GIVEN RECORDS —
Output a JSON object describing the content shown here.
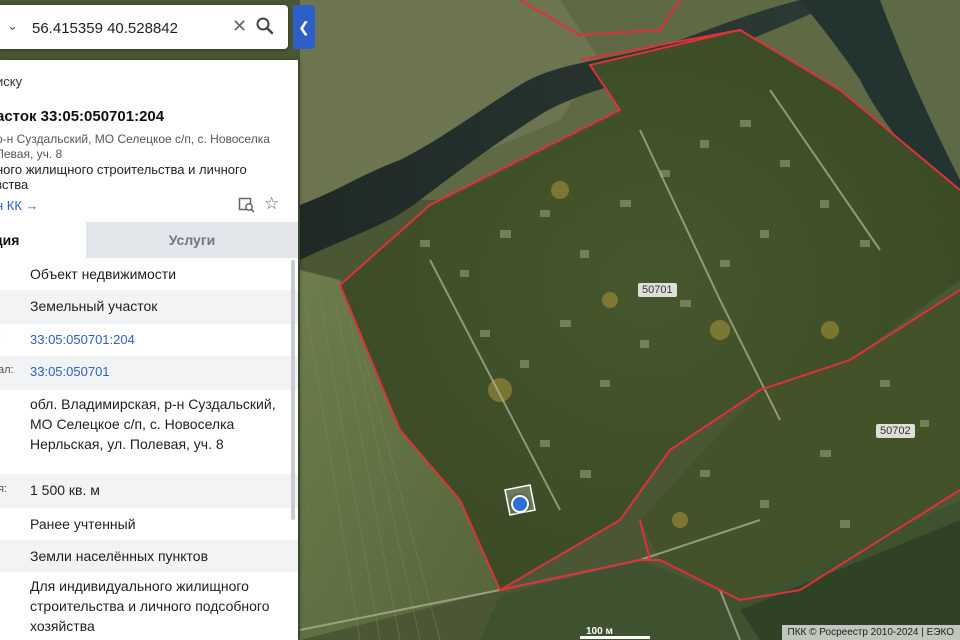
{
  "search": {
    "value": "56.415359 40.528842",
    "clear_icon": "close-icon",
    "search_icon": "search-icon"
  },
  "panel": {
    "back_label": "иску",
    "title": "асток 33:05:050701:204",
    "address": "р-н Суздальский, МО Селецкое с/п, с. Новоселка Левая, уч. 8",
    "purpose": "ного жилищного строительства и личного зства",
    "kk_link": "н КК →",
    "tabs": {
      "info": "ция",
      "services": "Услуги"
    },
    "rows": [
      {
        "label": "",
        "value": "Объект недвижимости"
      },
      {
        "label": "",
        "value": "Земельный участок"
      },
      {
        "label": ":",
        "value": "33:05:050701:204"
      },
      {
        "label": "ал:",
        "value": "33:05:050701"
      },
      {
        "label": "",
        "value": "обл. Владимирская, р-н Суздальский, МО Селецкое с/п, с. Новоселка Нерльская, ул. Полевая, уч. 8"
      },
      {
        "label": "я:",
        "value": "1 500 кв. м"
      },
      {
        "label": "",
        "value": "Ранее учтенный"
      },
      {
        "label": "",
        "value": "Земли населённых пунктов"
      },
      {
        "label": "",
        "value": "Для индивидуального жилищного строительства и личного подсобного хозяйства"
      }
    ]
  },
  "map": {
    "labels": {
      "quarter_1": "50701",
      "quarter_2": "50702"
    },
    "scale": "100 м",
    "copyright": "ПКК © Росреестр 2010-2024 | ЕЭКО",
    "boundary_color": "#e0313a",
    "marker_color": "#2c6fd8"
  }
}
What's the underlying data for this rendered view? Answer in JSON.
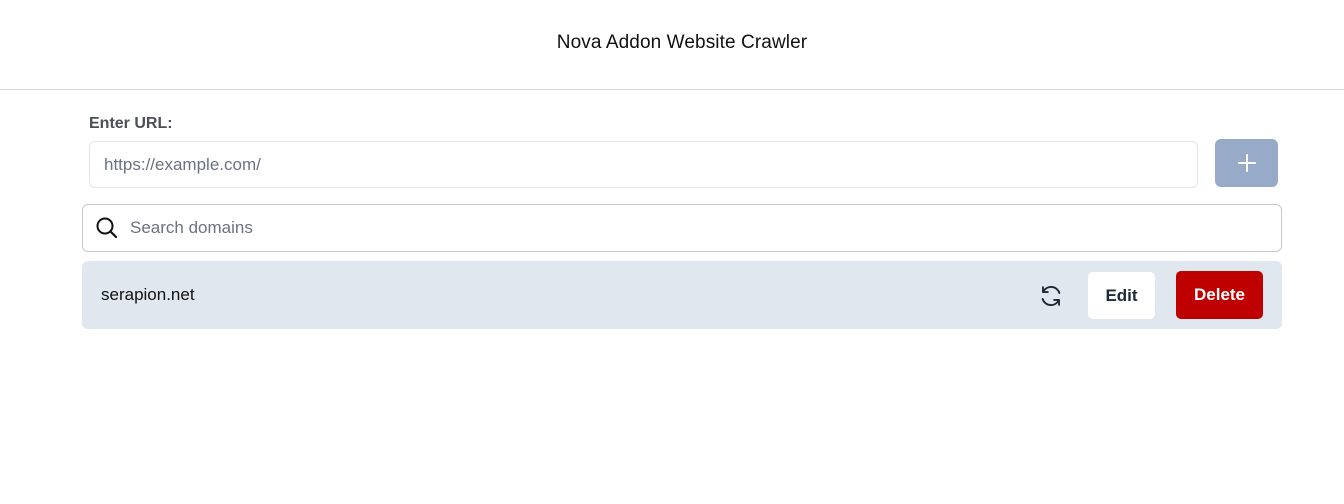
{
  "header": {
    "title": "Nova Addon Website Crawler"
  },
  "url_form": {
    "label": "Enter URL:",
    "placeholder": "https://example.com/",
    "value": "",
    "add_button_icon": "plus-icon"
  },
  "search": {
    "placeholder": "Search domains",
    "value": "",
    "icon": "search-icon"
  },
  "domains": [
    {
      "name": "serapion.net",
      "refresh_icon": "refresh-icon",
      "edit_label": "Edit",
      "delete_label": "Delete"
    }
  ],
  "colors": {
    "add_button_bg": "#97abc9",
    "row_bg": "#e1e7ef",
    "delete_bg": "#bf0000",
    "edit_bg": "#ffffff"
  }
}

* * *

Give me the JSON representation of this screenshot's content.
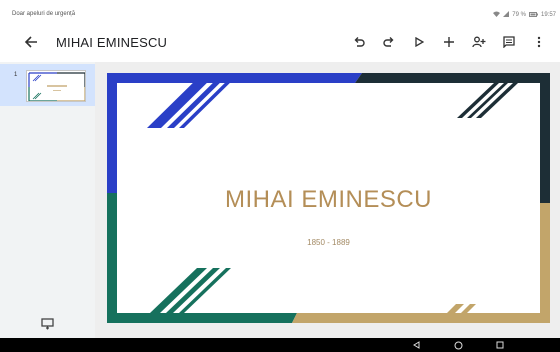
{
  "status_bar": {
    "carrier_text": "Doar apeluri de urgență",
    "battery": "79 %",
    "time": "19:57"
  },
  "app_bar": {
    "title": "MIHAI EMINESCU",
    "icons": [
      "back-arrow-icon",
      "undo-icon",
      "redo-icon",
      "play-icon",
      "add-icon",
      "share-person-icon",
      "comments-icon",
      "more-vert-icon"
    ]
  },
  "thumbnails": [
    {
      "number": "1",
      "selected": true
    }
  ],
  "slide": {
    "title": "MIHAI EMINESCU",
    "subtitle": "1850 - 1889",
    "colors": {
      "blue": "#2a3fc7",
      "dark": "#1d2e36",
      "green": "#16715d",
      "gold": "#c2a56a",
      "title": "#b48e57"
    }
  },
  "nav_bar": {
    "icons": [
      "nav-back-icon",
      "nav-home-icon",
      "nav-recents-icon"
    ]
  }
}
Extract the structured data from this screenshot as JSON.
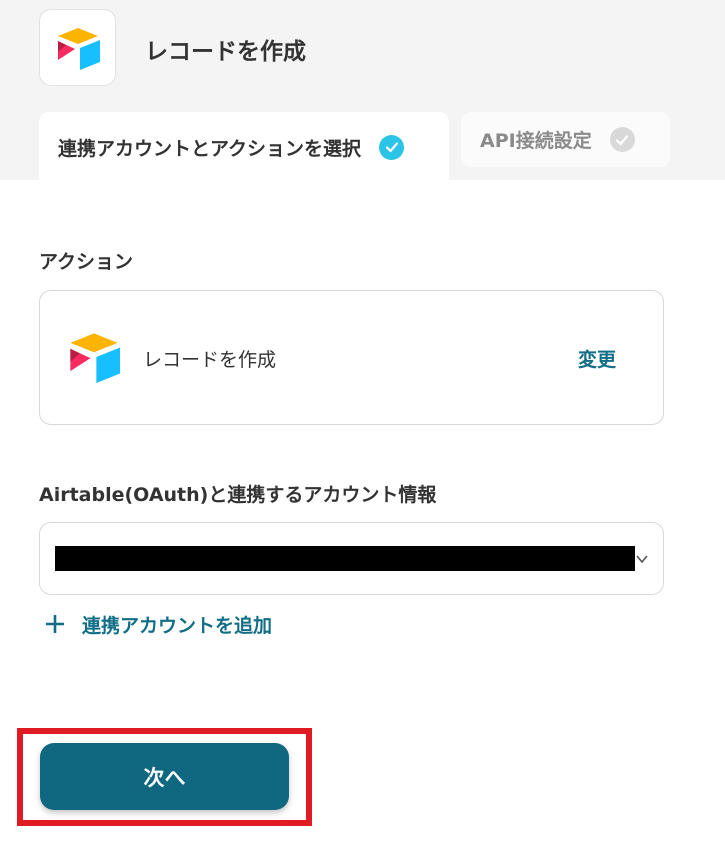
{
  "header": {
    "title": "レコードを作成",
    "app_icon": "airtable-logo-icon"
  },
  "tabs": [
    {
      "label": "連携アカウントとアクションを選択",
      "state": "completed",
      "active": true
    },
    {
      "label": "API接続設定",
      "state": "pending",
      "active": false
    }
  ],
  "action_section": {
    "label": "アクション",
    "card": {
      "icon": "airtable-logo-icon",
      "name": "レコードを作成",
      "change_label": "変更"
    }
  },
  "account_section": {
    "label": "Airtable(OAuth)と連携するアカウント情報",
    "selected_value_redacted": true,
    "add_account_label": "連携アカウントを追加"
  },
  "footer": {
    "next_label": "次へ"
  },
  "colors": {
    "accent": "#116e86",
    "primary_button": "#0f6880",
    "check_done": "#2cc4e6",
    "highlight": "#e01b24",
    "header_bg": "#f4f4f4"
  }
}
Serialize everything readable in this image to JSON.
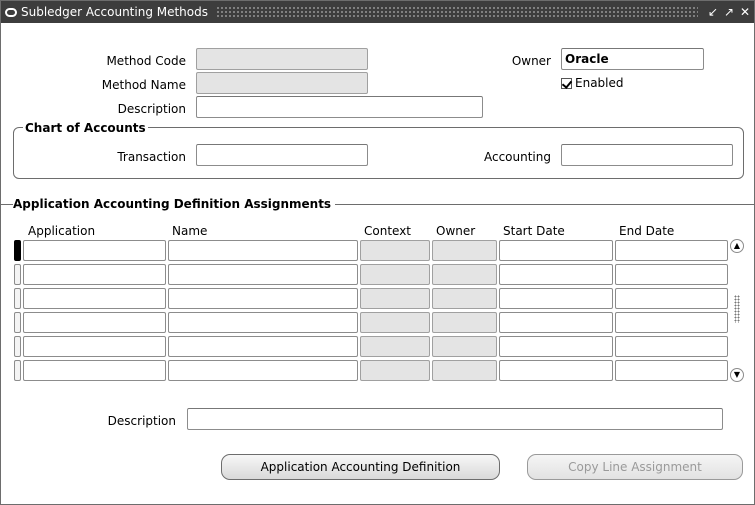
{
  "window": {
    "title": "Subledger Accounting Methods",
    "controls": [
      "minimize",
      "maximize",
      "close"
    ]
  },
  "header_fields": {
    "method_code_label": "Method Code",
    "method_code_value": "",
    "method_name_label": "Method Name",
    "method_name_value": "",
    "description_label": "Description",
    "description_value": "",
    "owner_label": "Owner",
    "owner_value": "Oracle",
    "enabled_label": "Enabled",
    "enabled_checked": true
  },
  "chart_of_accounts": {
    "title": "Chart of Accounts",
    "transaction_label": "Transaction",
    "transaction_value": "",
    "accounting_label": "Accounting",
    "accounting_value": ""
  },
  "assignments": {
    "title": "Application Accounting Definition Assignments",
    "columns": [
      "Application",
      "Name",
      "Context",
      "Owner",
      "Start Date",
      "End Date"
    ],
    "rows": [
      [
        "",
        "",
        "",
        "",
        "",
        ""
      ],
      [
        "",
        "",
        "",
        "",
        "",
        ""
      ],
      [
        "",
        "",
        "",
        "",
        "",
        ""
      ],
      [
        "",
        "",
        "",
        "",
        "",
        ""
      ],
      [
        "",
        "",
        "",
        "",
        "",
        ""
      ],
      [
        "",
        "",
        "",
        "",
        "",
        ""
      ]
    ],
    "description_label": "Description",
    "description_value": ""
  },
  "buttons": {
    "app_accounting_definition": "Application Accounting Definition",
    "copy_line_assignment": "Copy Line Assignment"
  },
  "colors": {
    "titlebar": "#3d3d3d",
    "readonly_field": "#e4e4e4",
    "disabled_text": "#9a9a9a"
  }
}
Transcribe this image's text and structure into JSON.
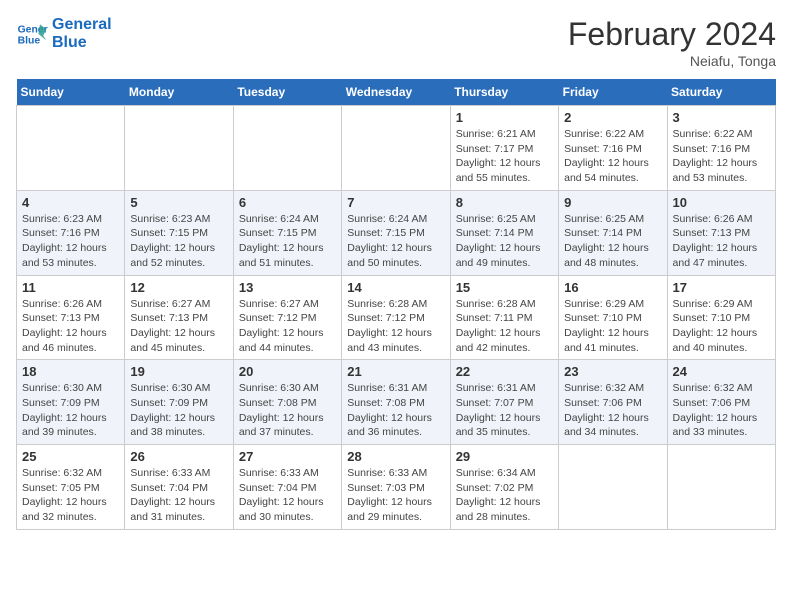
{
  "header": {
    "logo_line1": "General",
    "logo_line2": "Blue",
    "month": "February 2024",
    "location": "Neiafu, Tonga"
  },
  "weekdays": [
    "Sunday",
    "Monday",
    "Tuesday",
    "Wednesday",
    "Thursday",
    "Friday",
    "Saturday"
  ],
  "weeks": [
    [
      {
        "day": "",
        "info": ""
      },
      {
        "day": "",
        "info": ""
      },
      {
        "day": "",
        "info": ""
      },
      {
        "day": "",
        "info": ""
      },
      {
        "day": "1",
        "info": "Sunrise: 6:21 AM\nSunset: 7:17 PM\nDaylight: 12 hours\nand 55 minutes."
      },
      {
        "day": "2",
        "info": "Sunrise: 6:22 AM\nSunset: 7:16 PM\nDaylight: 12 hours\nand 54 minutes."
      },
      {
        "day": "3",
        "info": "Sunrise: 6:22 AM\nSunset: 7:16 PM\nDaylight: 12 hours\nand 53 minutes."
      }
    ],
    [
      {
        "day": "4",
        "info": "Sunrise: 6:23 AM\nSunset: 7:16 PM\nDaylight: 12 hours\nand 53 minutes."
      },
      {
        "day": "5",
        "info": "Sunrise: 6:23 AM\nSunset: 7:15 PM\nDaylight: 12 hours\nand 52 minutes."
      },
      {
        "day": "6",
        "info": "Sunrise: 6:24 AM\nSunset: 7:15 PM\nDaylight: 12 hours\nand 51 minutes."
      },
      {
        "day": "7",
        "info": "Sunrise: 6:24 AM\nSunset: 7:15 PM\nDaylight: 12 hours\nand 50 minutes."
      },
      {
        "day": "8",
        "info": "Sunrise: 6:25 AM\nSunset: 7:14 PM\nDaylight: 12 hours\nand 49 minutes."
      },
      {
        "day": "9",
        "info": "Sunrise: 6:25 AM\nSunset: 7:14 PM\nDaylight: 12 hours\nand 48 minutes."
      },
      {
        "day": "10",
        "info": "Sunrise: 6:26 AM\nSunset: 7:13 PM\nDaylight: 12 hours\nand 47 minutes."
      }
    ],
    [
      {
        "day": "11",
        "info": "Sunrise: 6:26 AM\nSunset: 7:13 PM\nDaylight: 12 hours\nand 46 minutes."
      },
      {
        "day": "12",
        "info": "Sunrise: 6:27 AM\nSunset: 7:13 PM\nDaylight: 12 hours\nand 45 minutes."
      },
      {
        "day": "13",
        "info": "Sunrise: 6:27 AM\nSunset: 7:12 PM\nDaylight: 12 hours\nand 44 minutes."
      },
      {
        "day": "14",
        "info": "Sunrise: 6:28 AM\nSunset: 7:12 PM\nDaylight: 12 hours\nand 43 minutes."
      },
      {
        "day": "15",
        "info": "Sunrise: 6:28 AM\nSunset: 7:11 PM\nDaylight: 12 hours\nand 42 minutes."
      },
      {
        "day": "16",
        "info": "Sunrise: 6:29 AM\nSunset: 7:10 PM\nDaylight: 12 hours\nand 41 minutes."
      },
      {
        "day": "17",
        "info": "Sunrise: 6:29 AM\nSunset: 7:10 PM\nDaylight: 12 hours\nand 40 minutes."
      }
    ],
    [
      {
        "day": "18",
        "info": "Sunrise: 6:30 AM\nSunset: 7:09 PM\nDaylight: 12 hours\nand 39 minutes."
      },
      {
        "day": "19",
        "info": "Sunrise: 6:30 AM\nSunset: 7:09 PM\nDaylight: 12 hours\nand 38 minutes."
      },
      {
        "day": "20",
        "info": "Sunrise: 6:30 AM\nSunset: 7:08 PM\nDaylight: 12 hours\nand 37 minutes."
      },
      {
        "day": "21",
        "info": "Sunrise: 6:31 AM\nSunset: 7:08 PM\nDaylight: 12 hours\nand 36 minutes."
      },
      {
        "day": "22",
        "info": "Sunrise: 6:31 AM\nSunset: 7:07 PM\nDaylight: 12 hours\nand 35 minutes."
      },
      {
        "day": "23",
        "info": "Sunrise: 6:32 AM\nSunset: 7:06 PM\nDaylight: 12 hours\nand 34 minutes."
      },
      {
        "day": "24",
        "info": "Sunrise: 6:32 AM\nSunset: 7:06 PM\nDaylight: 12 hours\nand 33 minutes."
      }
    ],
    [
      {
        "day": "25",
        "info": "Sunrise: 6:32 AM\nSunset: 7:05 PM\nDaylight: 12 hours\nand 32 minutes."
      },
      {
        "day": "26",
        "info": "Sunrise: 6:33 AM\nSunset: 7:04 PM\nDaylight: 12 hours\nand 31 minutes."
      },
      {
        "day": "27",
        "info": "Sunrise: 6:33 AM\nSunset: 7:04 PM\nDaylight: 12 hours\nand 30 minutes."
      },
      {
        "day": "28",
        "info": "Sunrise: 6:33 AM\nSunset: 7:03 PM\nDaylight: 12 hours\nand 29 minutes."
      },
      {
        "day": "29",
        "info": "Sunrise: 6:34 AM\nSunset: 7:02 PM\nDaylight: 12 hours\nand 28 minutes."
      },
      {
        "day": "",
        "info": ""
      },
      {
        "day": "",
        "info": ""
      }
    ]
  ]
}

OBJECTIVE — Take each line of the material that contains the word "data" and list it.

TASK RESULT —
What's the underlying data for this rendered view? Answer in JSON.
Extract the structured data from this screenshot as JSON.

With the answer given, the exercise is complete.